WHAT IS ASKED >> Extract all of the entries and give them again, word for word.
## Begin DATA ENTRIES
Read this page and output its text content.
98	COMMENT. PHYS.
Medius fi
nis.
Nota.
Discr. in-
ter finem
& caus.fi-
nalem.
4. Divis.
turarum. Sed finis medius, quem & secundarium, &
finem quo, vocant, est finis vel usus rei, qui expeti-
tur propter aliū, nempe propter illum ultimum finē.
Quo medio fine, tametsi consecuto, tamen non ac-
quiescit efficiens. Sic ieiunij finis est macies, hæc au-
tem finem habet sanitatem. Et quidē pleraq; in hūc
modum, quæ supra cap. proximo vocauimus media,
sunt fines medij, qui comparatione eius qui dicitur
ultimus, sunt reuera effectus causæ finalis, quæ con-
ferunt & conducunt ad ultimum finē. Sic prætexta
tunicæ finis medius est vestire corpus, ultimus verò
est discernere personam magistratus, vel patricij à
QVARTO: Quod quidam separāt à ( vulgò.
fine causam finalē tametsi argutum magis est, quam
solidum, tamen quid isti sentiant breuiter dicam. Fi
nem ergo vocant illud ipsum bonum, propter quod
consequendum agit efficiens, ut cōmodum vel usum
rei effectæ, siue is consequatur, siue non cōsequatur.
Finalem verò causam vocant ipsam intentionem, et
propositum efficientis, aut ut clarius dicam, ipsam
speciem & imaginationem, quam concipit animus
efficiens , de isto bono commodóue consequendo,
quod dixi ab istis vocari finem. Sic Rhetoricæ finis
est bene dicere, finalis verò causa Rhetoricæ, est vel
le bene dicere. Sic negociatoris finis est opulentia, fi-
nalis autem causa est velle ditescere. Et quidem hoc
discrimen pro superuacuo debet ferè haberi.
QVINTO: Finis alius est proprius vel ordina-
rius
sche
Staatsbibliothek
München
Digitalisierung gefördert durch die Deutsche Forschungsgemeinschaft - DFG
## End DATA ENTRIES
EXPECTED ANSWER >>
Read this page and output its text content.
98	COMMENT. PHYS.
Medius fi
nis.
Nota.
Discr. in-
ter finem
& caus.fi-
nalem.
4. Divis.
turarum. Sed finis medius, quem & secundarium, &
finem quo, vocant, est finis vel usus rei, qui expeti-
tur propter aliū, nempe propter illum ultimum finē.
Quo medio fine, tametsi consecuto, tamen non ac-
quiescit efficiens. Sic ieiunij finis est macies, hæc au-
tem finem habet sanitatem. Et quidē pleraq; in hūc
modum, quæ supra cap. proximo vocauimus media,
sunt fines medij, qui comparatione eius qui dicitur
ultimus, sunt reuera effectus causæ finalis, quæ con-
ferunt & conducunt ad ultimum finē. Sic prætexta
tunicæ finis medius est vestire corpus, ultimus verò
est discernere personam magistratus, vel patricij à
QVARTO: Quod quidam separāt à ( vulgò.
fine causam finalē tametsi argutum magis est, quam
solidum, tamen quid isti sentiant breuiter dicam. Fi
nem ergo vocant illud ipsum bonum, propter quod
consequendum agit efficiens, ut cōmodum vel usum
rei effectæ, siue is consequatur, siue non cōsequatur.
Finalem verò causam vocant ipsam intentionem, et
propositum efficientis, aut ut clarius dicam, ipsam
speciem & imaginationem, quam concipit animus
efficiens , de isto bono commodóue consequendo,
quod dixi ab istis vocari finem. Sic Rhetoricæ finis
est bene dicere, finalis verò causa Rhetoricæ, est vel
le bene dicere. Sic negociatoris finis est opulentia, fi-
nalis autem causa est velle ditescere. Et quidem hoc
discrimen pro superuacuo debet ferè haberi.
QVINTO: Finis alius est proprius vel ordina-
rius
sche
Staatsbibliothek
München
Digitalisierung gefördert durch die Deutsche Forschungsgemeinschaft - DFG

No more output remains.